• _The task_:
Using the records below, count the lines with "energy" in them. Give the number only.
Begin Source records
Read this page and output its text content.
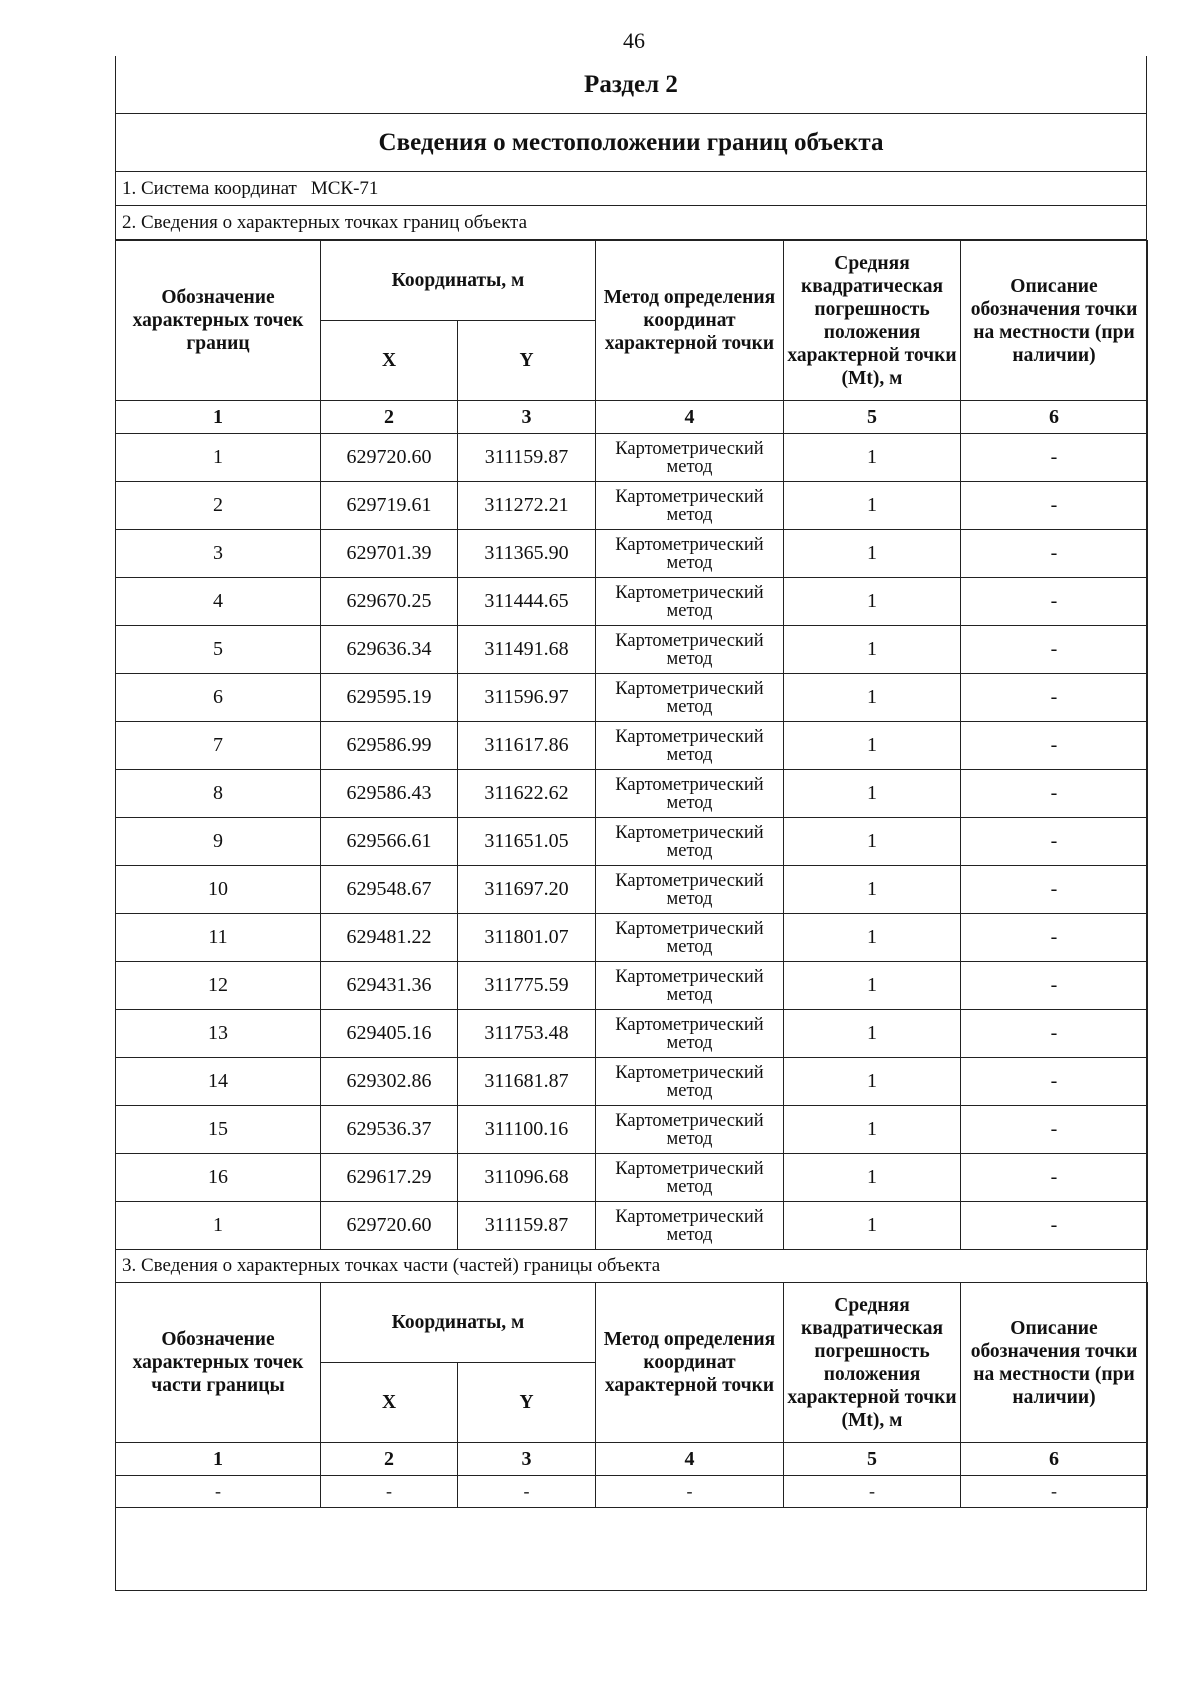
46
Раздел 2
Сведения о местоположении границ объекта
1. Система координат МСК-71
2. Сведения о характерных точках границ объекта
Обозначение характерных точек границ	Координаты, м		Метод определения координат характерной точки	Средняя квадратическая погрешность положения характерной точки (Mt), м	Описание обозначения точки на местности (при наличии)
	X	Y			
1	2	3	4	5	6
1	629720.60	311159.87	Картометрический метод	1	-
2	629719.61	311272.21	Картометрический метод	1	-
3	629701.39	311365.90	Картометрический метод	1	-
4	629670.25	311444.65	Картометрический метод	1	-
5	629636.34	311491.68	Картометрический метод	1	-
6	629595.19	311596.97	Картометрический метод	1	-
7	629586.99	311617.86	Картометрический метод	1	-
8	629586.43	311622.62	Картометрический метод	1	-
9	629566.61	311651.05	Картометрический метод	1	-
10	629548.67	311697.20	Картометрический метод	1	-
11	629481.22	311801.07	Картометрический метод	1	-
12	629431.36	311775.59	Картометрический метод	1	-
13	629405.16	311753.48	Картометрический метод	1	-
14	629302.86	311681.87	Картометрический метод	1	-
15	629536.37	311100.16	Картометрический метод	1	-
16	629617.29	311096.68	Картометрический метод	1	-
1	629720.60	311159.87	Картометрический метод	1	-
3. Сведения о характерных точках части (частей) границы объекта
Обозначение характерных точек части границы	Координаты, м		Метод определения координат характерной точки	Средняя квадратическая погрешность положения характерной точки (Mt), м	Описание обозначения точки на местности (при наличии)
	X	Y			
1	2	3	4	5	6
-	-	-	-	-	-
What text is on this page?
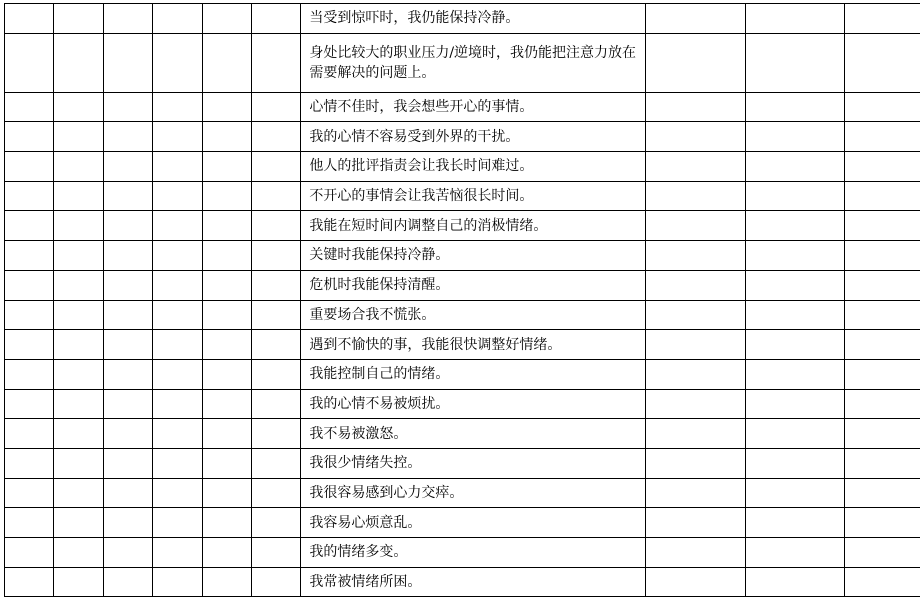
						当受到惊吓时，我仍能保持冷静。			
						身处比较大的职业压力/逆境时，我仍能把注意力放在需要解决的问题上。			
						心情不佳时，我会想些开心的事情。			
						我的心情不容易受到外界的干扰。			
						他人的批评指责会让我长时间难过。			
						不开心的事情会让我苦恼很长时间。			
						我能在短时间内调整自己的消极情绪。			
						关键时我能保持冷静。			
						危机时我能保持清醒。			
						重要场合我不慌张。			
						遇到不愉快的事，我能很快调整好情绪。			
						我能控制自己的情绪。			
						我的心情不易被烦扰。			
						我不易被激怒。			
						我很少情绪失控。			
						我很容易感到心力交瘁。			
						我容易心烦意乱。			
						我的情绪多变。			
						我常被情绪所困。			
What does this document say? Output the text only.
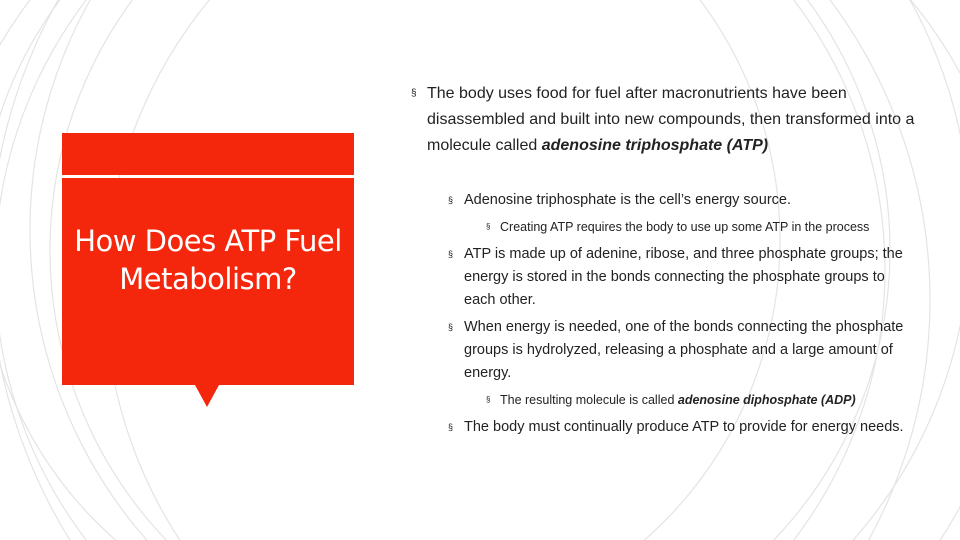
How Does ATP Fuel Metabolism?

§ The body uses food for fuel after macronutrients have been disassembled and built into new compounds, then transformed into a molecule called adenosine triphosphate (ATP)

§ Adenosine triphosphate is the cell’s energy source.

§ Creating ATP requires the body to use up some ATP in the process

§ ATP is made up of adenine, ribose, and three phosphate groups; the energy is stored in the bonds connecting the phosphate groups to each other.

§ When energy is needed, one of the bonds connecting the phosphate groups is hydrolyzed, releasing a phosphate and a large amount of energy.

§ The resulting molecule is called adenosine diphosphate (ADP)

§ The body must continually produce ATP to provide for energy needs.
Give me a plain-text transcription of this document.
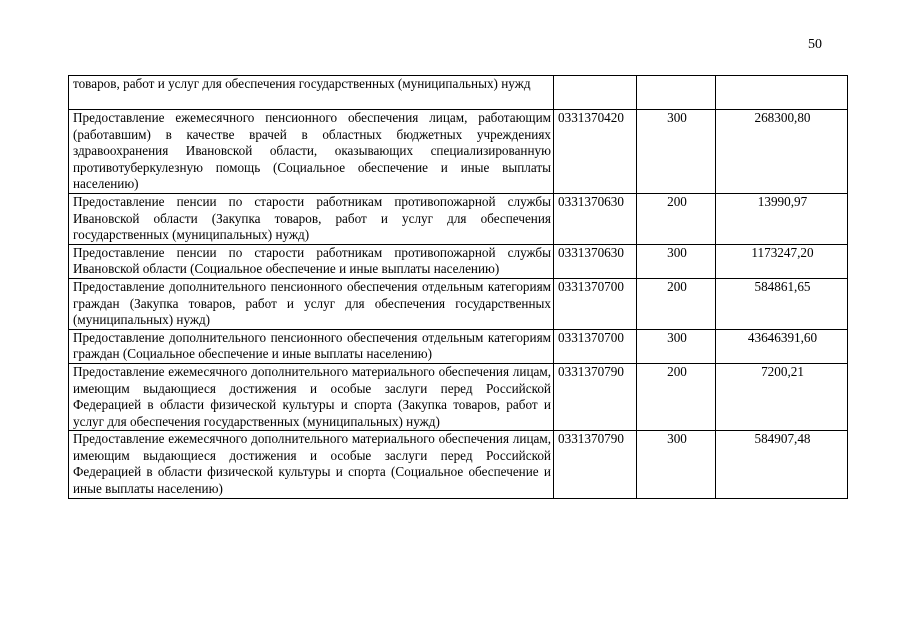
50
товаров, работ и услуг для обеспечения государственных (муниципальных) нужд			
Предоставление ежемесячного пенсионного обеспечения лицам, работающим (работавшим) в качестве врачей в областных бюджетных учреждениях здравоохранения Ивановской области, оказывающих специализированную противотуберкулезную помощь (Социальное обеспечение и иные выплаты населению)	0331370420	300	268300,80
Предоставление пенсии по старости работникам противопожарной службы Ивановской области (Закупка товаров, работ и услуг для обеспечения государственных (муниципальных) нужд)	0331370630	200	13990,97
Предоставление пенсии по старости работникам противопожарной службы Ивановской области (Социальное обеспечение и иные выплаты населению)	0331370630	300	1173247,20
Предоставление дополнительного пенсионного обеспечения отдельным категориям граждан (Закупка товаров, работ и услуг для обеспечения государственных (муниципальных) нужд)	0331370700	200	584861,65
Предоставление дополнительного пенсионного обеспечения отдельным категориям граждан (Социальное обеспечение и иные выплаты населению)	0331370700	300	43646391,60
Предоставление ежемесячного дополнительного материального обеспечения лицам, имеющим выдающиеся достижения и особые заслуги перед Российской Федерацией в области физической культуры и спорта (Закупка товаров, работ и услуг для обеспечения государственных (муниципальных) нужд)	0331370790	200	7200,21
Предоставление ежемесячного дополнительного материального обеспечения лицам, имеющим выдающиеся достижения и особые заслуги перед Российской Федерацией в области физической культуры и спорта (Социальное обеспечение и иные выплаты населению)	0331370790	300	584907,48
End Source records
• _Answer in full_:
4